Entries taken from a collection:
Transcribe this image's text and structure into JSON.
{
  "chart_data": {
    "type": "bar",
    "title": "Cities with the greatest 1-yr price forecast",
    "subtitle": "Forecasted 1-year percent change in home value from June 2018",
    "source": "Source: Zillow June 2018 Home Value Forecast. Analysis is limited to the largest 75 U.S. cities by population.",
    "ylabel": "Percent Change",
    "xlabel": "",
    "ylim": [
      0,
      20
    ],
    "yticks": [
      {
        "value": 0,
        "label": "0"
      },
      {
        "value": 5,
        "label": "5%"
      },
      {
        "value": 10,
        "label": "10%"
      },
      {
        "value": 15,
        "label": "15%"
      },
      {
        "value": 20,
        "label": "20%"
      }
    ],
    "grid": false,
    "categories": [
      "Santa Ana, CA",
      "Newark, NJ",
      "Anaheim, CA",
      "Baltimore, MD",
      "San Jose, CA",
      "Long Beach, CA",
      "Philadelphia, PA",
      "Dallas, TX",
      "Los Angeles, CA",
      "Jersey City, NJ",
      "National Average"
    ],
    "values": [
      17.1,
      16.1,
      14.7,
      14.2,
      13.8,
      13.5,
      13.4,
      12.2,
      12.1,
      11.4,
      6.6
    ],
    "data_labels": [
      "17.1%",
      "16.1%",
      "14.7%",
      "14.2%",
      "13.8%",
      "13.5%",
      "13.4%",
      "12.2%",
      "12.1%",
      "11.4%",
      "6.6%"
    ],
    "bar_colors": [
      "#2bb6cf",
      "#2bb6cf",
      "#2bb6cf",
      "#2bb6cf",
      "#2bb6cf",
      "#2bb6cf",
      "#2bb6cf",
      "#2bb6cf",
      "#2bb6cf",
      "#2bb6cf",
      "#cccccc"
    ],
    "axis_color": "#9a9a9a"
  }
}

TASK DIRECTIONS: Write out the complete set of records exactly as given.

PROBLEM SOLUTION:
Transcribe this image's text and structure into JSON.
{
  "chart_data": {
    "type": "bar",
    "title": "Cities with the greatest 1-yr price forecast",
    "subtitle": "Forecasted 1-year percent change in home value from June 2018",
    "source": "Source: Zillow June 2018 Home Value Forecast. Analysis is limited to the largest 75 U.S. cities by population.",
    "ylabel": "Percent Change",
    "xlabel": "",
    "ylim": [
      0,
      20
    ],
    "yticks": [
      {
        "value": 0,
        "label": "0"
      },
      {
        "value": 5,
        "label": "5%"
      },
      {
        "value": 10,
        "label": "10%"
      },
      {
        "value": 15,
        "label": "15%"
      },
      {
        "value": 20,
        "label": "20%"
      }
    ],
    "grid": false,
    "categories": [
      "Santa Ana, CA",
      "Newark, NJ",
      "Anaheim, CA",
      "Baltimore, MD",
      "San Jose, CA",
      "Long Beach, CA",
      "Philadelphia, PA",
      "Dallas, TX",
      "Los Angeles, CA",
      "Jersey City, NJ",
      "National Average"
    ],
    "values": [
      17.1,
      16.1,
      14.7,
      14.2,
      13.8,
      13.5,
      13.4,
      12.2,
      12.1,
      11.4,
      6.6
    ],
    "data_labels": [
      "17.1%",
      "16.1%",
      "14.7%",
      "14.2%",
      "13.8%",
      "13.5%",
      "13.4%",
      "12.2%",
      "12.1%",
      "11.4%",
      "6.6%"
    ],
    "bar_colors": [
      "#2bb6cf",
      "#2bb6cf",
      "#2bb6cf",
      "#2bb6cf",
      "#2bb6cf",
      "#2bb6cf",
      "#2bb6cf",
      "#2bb6cf",
      "#2bb6cf",
      "#2bb6cf",
      "#cccccc"
    ],
    "axis_color": "#9a9a9a"
  }
}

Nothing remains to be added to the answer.